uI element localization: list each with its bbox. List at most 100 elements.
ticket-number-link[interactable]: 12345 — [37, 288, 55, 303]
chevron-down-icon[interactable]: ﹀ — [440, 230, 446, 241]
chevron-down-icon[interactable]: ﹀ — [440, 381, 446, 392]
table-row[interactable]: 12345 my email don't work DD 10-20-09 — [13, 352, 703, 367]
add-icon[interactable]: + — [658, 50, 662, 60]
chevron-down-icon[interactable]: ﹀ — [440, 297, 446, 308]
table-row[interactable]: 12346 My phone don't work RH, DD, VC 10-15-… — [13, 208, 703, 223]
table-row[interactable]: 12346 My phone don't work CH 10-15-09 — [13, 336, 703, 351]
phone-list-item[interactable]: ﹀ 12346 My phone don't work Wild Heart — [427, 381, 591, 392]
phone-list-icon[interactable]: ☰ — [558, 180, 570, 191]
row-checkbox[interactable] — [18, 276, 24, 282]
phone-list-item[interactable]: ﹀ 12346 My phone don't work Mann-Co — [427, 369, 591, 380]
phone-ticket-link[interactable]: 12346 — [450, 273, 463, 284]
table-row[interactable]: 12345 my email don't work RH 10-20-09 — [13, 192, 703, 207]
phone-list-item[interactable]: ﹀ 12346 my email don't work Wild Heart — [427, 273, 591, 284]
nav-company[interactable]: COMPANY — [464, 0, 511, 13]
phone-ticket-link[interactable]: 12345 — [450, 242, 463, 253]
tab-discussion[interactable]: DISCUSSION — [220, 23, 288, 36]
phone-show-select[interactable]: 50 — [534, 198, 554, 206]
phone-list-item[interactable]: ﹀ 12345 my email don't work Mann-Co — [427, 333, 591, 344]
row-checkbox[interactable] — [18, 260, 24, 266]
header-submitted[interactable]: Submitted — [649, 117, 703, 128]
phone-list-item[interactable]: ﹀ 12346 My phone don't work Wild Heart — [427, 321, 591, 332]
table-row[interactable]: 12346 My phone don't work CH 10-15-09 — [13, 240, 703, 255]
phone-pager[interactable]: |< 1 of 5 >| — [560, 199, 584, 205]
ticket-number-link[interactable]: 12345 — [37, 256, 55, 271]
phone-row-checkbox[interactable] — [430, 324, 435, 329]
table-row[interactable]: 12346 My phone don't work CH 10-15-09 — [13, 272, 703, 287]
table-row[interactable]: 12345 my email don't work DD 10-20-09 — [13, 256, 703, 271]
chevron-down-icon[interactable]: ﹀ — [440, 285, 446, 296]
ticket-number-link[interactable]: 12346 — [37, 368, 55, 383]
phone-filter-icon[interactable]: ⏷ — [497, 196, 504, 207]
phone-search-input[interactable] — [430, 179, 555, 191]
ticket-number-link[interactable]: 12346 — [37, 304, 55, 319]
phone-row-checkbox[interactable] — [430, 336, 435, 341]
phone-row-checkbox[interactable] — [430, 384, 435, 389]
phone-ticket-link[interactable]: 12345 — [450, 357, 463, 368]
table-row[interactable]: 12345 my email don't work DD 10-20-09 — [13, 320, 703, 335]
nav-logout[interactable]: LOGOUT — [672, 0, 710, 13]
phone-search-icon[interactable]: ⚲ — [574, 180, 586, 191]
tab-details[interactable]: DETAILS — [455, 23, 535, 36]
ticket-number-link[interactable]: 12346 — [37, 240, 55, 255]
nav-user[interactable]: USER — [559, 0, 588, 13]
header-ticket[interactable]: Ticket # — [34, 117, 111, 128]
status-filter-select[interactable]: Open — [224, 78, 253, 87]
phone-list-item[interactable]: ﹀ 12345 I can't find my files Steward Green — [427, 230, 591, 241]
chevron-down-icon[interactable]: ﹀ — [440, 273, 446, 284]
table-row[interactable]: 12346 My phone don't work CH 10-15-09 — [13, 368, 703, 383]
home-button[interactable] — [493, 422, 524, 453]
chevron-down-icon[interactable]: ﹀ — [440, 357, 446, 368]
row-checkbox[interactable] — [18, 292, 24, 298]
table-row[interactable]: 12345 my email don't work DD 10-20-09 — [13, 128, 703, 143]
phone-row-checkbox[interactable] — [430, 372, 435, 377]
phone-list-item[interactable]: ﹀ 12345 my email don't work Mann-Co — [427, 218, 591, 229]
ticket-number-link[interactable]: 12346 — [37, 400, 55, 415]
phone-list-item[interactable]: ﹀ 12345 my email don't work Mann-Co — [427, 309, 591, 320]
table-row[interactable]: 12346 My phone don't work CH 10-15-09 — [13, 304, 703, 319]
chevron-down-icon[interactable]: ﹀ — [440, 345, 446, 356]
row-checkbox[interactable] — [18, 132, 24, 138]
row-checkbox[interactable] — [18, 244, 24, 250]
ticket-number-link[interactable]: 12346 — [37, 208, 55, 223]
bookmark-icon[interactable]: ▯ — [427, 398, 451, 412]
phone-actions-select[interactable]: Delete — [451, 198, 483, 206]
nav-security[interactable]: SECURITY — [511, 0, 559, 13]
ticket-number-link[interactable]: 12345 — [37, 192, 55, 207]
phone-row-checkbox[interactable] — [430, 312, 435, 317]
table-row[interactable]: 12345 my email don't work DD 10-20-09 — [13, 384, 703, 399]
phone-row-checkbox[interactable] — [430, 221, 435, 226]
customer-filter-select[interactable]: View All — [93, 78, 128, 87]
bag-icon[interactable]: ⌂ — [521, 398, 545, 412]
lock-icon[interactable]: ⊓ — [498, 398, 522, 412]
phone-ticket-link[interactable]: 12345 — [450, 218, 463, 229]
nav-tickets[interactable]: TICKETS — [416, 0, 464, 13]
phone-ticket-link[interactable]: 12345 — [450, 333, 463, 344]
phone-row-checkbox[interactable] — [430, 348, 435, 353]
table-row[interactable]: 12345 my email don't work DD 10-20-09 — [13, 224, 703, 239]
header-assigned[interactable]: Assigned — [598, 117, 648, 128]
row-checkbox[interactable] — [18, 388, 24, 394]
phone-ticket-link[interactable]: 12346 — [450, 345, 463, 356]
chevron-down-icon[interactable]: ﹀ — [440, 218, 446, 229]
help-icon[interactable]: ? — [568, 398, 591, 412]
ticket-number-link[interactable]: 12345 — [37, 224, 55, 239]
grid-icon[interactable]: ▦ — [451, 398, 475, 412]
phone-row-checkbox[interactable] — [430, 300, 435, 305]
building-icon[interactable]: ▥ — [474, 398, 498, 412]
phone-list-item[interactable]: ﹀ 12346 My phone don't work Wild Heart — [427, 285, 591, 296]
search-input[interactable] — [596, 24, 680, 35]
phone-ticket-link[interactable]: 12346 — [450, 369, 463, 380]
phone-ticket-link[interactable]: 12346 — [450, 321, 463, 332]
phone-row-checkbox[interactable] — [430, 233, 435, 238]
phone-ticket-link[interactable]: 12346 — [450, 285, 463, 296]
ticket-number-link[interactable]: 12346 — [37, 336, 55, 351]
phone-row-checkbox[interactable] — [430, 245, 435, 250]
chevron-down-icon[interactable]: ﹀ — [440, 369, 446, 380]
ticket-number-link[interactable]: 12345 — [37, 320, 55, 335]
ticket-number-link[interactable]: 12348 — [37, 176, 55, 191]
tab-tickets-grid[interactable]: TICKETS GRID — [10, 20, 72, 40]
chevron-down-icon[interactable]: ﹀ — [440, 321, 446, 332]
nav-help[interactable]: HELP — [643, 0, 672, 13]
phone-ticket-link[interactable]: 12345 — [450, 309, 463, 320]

— WHAT THIS TASK INVOLVES —
Lay out the material as a numbered list, from its first line up to and including the line with "table-row[interactable]: 12346 My phone don't work RH, DD, VC", leaving out any blank lines.

— ANSWER TO THIS EXERCISE —
1. uI element localization: list each with its bbox. List at most 100 elements.
2. ticket-number-link[interactable]: 12345 — [37, 288, 55, 303]
3. chevron-down-icon[interactable]: ﹀ — [440, 230, 446, 241]
4. chevron-down-icon[interactable]: ﹀ — [440, 381, 446, 392]
5. table-row[interactable]: 12345 my email don't work DD 10-20-09 — [13, 352, 703, 367]
6. add-icon[interactable]: + — [658, 50, 662, 60]
7. chevron-down-icon[interactable]: ﹀ — [440, 297, 446, 308]
8. table-row[interactable]: 12346 My phone don't work RH, DD, VC 10-15-… — [13, 208, 703, 223]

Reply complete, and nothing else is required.